Stored data entries.
•••••

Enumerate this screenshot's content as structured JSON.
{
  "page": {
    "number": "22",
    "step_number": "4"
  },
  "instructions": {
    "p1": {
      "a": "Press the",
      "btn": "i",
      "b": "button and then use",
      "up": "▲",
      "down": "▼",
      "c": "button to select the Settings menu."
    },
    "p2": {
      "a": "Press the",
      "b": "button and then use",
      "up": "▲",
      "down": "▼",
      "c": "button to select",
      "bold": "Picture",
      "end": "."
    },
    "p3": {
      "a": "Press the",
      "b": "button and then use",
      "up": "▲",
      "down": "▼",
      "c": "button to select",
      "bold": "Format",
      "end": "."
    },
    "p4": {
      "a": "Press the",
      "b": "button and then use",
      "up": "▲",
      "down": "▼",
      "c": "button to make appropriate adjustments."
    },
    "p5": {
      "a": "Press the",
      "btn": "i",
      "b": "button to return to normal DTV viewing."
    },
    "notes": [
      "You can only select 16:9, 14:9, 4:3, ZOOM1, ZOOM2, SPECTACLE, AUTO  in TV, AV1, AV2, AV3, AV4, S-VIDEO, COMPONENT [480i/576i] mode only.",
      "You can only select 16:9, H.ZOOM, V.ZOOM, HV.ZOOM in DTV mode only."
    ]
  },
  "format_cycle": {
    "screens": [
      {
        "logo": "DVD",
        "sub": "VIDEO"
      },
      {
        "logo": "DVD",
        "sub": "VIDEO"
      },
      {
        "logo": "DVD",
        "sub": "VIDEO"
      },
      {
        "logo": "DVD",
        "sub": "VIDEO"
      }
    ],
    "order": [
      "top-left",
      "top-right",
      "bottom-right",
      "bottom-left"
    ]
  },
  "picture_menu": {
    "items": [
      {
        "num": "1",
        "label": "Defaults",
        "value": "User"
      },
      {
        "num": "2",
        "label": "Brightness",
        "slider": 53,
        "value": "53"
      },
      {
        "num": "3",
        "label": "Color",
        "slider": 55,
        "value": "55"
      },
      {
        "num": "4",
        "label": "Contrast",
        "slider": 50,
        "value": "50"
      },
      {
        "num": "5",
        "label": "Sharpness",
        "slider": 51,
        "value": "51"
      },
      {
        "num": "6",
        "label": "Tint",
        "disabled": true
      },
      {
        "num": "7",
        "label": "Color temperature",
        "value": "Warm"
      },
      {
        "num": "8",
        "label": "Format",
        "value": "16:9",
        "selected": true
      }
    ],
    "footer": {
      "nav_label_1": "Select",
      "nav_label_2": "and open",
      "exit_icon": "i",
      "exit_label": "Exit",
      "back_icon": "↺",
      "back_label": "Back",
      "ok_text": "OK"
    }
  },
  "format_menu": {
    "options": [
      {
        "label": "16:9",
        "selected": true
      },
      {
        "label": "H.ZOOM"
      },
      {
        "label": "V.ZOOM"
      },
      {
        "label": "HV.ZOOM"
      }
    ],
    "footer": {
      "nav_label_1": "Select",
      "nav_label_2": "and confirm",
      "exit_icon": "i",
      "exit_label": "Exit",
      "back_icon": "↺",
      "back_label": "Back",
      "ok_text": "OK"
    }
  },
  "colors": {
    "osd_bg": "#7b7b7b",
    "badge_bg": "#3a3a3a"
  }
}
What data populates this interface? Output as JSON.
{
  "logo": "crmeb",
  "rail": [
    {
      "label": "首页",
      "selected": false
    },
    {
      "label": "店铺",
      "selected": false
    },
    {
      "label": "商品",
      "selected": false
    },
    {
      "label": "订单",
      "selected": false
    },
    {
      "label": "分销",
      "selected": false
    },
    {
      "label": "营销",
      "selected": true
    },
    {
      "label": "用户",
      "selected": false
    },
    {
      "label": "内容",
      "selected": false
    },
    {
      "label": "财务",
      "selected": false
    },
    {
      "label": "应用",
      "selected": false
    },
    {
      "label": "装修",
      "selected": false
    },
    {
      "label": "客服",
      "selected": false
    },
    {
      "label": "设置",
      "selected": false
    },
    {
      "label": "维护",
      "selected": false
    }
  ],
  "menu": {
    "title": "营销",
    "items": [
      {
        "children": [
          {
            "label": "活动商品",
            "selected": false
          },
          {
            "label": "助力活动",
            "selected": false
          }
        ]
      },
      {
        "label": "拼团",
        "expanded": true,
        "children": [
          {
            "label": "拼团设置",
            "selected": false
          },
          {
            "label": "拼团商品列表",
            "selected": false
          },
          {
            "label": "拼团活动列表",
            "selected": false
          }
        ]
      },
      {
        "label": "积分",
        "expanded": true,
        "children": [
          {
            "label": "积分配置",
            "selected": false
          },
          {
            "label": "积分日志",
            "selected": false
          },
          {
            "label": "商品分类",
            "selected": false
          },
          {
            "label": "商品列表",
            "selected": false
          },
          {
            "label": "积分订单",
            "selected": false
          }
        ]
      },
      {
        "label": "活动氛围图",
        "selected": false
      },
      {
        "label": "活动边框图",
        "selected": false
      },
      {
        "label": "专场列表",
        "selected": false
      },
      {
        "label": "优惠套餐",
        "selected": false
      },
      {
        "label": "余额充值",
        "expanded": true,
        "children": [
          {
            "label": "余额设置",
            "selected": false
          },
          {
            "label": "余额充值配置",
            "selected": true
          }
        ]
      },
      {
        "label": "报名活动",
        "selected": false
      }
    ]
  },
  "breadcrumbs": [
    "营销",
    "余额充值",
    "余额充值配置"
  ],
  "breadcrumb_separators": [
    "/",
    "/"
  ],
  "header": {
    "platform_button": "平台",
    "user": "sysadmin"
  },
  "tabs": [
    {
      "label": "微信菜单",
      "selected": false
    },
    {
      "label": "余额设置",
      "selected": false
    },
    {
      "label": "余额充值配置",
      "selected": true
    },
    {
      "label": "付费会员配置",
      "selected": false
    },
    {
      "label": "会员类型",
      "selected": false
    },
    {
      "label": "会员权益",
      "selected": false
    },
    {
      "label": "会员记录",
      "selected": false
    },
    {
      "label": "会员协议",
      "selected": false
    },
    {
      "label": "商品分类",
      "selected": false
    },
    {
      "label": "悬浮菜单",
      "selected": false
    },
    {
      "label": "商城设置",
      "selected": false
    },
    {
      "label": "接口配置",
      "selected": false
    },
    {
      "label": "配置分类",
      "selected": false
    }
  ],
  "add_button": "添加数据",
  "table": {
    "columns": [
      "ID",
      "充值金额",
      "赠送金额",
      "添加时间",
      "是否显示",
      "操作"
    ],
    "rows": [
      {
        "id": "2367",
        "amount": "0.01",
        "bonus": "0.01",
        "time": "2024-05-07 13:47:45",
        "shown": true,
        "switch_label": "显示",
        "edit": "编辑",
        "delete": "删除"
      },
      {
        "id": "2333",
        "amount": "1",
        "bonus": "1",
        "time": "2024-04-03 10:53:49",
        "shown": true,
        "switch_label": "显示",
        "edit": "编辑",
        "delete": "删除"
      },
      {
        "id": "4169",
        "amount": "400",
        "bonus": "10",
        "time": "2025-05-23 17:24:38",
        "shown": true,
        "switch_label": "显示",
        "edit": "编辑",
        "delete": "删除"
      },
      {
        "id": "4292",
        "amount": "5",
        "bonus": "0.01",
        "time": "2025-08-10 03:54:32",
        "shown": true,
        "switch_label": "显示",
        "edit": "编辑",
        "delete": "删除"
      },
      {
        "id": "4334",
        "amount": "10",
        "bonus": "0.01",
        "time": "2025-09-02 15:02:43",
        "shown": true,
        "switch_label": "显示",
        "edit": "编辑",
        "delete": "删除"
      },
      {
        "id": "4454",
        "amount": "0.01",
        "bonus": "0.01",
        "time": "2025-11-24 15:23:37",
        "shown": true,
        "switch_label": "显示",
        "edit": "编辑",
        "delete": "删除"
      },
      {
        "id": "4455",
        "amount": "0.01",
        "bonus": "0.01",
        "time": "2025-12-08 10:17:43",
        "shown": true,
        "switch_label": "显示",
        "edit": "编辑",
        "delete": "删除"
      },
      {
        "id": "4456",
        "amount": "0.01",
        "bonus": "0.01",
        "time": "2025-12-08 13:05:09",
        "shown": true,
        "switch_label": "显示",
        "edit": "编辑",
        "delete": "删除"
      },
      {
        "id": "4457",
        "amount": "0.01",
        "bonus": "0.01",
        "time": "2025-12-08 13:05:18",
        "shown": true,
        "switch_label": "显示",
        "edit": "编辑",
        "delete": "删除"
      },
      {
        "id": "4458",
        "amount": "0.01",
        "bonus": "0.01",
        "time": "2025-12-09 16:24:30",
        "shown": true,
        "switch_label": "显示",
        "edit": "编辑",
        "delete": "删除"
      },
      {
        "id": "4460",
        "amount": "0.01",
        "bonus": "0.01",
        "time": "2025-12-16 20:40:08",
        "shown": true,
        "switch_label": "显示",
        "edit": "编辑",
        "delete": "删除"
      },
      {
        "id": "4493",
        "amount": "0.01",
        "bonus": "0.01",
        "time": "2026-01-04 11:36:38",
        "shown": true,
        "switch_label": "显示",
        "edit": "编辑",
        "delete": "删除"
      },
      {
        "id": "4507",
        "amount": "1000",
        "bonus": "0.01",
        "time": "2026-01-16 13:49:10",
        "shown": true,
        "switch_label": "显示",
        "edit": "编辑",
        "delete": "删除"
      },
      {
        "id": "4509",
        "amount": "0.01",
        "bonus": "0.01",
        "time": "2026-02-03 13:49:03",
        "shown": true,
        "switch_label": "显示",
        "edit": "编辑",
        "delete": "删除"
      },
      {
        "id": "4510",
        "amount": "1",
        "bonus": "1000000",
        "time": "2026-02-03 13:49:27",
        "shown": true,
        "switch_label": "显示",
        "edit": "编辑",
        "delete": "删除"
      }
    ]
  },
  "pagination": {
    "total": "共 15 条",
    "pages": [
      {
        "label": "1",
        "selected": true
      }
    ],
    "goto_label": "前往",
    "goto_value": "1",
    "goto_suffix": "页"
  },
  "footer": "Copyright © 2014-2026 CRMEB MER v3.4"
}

•••••

REQUIREMENT. Find the lines above that contain the word "only" and collect them.

THE RESULT.
      "You can only select 16:9, 14:9, 4:3, ZOOM1, ZOOM2, SPECTACLE, AUTO  in TV, AV1, AV2, AV3, AV4, S-VIDEO, COMPONENT [480i/576i] mode only.",
      "You can only select 16:9, H.ZOOM, V.ZOOM, HV.ZOOM in DTV mode only."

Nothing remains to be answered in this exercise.